Look over the entries that follow and work out how many lines contain "Balu". State the number only.

**MATERIAL TO PROCESS**:
====================

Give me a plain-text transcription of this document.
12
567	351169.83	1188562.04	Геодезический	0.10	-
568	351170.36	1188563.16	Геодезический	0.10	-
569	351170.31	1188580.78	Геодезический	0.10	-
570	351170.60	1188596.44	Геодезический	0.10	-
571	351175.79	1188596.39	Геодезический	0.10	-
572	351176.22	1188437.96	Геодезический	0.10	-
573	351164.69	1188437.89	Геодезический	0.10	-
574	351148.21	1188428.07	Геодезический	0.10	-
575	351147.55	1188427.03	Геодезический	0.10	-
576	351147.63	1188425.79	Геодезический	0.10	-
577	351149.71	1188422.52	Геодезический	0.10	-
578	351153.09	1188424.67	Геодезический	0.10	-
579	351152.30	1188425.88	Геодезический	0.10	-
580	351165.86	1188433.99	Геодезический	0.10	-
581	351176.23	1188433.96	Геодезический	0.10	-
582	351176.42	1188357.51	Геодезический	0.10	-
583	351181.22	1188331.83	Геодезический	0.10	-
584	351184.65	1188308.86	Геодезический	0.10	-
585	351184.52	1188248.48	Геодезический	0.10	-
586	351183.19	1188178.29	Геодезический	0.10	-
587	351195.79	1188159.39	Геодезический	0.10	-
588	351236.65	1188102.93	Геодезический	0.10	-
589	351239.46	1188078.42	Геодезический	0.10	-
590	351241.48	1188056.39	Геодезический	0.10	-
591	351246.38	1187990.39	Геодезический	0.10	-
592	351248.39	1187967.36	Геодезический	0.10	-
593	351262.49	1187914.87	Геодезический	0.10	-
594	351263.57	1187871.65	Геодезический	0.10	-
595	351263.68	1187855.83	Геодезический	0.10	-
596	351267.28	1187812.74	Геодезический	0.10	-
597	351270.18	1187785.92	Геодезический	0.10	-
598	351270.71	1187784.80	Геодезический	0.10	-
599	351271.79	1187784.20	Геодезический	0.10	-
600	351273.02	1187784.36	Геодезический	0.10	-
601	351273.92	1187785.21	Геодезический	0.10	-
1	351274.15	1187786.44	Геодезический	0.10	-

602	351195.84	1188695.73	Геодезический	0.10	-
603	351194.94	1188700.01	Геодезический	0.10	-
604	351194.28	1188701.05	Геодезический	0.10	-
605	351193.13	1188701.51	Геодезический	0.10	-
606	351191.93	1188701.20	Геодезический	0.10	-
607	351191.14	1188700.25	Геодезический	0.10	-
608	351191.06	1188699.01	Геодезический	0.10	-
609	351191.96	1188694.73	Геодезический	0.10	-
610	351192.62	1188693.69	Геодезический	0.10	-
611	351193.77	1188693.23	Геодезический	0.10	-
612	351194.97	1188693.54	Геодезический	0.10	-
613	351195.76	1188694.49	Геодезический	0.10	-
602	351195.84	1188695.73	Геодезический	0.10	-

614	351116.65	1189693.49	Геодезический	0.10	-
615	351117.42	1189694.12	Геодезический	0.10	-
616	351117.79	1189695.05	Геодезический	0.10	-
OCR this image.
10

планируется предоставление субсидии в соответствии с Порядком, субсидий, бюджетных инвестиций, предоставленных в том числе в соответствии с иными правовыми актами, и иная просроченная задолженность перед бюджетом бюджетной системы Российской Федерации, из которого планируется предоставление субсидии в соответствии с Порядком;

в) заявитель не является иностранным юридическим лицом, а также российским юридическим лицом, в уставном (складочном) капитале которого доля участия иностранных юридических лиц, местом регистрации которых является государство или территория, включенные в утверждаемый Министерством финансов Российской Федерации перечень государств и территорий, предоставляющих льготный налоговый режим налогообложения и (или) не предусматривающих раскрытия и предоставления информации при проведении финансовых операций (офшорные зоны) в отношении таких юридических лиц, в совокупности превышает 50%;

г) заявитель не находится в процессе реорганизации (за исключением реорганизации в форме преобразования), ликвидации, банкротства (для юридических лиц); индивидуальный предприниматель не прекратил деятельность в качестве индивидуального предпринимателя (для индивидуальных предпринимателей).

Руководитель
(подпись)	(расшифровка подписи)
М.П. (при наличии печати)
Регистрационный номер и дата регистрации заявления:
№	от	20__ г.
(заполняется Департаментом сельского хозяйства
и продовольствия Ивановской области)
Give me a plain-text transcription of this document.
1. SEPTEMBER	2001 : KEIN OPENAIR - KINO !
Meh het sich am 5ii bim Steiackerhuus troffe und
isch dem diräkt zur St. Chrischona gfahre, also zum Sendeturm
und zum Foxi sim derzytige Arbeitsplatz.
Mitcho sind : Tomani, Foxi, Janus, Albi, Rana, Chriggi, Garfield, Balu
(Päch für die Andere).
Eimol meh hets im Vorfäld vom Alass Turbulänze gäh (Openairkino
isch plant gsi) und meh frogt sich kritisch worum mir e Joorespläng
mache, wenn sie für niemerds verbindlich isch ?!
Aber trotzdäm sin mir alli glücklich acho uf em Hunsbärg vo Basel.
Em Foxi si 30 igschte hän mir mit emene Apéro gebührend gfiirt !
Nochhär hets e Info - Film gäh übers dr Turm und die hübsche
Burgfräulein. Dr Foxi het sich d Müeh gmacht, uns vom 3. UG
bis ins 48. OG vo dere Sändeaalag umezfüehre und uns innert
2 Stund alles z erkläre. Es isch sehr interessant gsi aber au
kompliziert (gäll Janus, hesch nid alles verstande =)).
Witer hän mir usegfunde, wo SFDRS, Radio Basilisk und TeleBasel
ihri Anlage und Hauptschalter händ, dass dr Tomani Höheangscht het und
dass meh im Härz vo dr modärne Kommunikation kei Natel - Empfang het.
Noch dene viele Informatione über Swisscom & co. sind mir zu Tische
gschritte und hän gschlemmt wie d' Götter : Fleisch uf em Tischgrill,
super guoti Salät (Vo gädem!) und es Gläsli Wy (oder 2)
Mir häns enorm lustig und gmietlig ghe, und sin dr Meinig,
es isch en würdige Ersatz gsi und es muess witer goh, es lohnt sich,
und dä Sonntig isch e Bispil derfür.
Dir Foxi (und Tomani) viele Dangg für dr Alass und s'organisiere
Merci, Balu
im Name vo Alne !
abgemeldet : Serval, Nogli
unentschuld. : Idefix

====================

**COMPLETE OUTPUT**:
2